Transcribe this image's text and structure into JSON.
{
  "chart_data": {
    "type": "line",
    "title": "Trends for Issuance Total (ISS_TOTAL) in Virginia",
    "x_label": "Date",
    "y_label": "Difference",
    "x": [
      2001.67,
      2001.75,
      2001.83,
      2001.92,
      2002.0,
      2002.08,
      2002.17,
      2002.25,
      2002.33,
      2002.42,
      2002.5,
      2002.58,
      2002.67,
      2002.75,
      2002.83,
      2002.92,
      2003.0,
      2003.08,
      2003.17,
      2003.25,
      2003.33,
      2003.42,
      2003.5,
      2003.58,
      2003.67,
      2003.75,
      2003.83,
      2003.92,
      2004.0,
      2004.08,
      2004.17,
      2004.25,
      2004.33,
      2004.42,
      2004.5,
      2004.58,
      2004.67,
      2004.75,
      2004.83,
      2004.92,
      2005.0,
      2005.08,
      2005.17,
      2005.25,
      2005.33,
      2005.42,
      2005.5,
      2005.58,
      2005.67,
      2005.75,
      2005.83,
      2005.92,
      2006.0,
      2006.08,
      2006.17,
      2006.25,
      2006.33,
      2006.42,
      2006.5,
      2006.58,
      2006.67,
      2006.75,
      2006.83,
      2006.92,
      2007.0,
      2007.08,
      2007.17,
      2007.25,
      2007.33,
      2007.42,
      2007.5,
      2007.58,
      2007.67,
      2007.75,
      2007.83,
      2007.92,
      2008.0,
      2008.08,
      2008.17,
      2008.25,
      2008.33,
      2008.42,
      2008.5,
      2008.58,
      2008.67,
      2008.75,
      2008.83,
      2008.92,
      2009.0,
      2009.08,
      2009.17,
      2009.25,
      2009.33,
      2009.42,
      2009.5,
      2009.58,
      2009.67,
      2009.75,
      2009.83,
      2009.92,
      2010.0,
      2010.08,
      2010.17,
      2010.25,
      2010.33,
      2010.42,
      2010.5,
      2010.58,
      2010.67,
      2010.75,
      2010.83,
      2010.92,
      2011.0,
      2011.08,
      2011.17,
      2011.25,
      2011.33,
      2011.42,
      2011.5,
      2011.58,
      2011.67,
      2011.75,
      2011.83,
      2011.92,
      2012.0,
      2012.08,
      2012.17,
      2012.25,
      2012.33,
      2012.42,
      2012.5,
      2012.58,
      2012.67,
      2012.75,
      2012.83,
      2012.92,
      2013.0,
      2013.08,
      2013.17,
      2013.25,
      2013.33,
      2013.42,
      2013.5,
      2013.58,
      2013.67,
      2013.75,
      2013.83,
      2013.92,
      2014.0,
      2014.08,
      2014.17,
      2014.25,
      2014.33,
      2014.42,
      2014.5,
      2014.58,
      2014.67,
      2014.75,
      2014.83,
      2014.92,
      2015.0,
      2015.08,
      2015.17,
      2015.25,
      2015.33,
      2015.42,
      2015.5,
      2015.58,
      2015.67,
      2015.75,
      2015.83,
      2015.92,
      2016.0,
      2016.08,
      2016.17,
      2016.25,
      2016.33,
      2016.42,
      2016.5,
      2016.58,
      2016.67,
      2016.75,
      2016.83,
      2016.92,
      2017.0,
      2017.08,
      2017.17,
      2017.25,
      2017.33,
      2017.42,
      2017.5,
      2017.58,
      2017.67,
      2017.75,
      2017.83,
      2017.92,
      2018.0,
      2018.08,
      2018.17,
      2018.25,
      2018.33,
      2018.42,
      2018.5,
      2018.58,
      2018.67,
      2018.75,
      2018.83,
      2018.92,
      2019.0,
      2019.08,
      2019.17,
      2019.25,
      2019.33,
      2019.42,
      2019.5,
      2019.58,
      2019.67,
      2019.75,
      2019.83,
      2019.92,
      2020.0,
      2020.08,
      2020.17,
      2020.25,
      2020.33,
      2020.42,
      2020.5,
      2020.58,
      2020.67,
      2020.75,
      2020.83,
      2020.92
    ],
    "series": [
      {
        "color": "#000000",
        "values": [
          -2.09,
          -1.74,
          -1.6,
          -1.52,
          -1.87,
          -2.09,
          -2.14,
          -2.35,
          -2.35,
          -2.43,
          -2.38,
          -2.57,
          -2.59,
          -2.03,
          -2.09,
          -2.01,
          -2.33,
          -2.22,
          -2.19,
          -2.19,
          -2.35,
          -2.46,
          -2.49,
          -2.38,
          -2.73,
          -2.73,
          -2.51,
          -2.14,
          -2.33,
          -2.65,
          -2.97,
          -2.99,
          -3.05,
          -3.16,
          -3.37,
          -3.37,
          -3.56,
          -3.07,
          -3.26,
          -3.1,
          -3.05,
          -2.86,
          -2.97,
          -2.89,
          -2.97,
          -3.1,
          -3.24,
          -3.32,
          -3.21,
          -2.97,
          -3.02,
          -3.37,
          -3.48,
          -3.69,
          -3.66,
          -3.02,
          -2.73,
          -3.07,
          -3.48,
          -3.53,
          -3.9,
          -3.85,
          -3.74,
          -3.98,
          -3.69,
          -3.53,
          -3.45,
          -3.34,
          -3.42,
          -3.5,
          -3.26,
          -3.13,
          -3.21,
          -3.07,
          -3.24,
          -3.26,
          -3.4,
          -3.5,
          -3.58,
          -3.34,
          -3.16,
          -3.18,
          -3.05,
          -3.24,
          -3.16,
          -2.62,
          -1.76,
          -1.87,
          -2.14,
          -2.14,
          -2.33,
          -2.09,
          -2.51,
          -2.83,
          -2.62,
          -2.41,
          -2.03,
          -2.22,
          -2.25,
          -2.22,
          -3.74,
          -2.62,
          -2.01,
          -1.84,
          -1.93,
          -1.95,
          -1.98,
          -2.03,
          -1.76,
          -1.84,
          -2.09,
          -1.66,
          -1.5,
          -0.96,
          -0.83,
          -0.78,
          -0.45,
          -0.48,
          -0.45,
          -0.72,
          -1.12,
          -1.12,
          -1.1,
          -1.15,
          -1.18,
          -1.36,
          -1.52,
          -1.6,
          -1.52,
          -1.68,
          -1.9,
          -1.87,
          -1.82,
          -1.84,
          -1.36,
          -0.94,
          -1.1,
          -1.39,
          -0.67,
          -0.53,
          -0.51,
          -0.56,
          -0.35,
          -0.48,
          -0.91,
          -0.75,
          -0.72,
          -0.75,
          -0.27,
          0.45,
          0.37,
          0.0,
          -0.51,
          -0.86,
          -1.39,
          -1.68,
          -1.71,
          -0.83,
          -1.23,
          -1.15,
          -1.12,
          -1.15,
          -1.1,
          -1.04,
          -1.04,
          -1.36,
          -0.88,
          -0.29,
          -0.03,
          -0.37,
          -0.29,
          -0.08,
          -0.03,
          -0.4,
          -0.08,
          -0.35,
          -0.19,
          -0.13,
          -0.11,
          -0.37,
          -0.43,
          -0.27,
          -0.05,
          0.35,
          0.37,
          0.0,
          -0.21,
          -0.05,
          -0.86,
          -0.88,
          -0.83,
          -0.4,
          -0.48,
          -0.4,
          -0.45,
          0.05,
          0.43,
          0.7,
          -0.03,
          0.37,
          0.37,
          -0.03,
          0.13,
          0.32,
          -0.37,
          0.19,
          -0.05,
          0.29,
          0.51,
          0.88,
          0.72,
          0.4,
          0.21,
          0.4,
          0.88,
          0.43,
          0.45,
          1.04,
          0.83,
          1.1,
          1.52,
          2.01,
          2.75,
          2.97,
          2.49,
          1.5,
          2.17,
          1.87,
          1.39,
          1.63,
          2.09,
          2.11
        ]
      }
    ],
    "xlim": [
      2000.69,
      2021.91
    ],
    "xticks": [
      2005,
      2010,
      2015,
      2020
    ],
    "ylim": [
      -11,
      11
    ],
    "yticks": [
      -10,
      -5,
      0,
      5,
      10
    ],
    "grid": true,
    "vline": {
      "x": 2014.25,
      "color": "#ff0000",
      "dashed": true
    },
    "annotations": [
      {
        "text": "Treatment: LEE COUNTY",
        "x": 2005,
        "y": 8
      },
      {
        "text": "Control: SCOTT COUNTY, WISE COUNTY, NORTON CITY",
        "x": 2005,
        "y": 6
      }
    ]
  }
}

▶ _Instructions for the task_
Gather every line containing the word "text" and copy it.

▶ _Task output_
Transcribe this image's text and structure into JSON.
        "text": "Treatment: LEE COUNTY",
        "text": "Control: SCOTT COUNTY, WISE COUNTY, NORTON CITY",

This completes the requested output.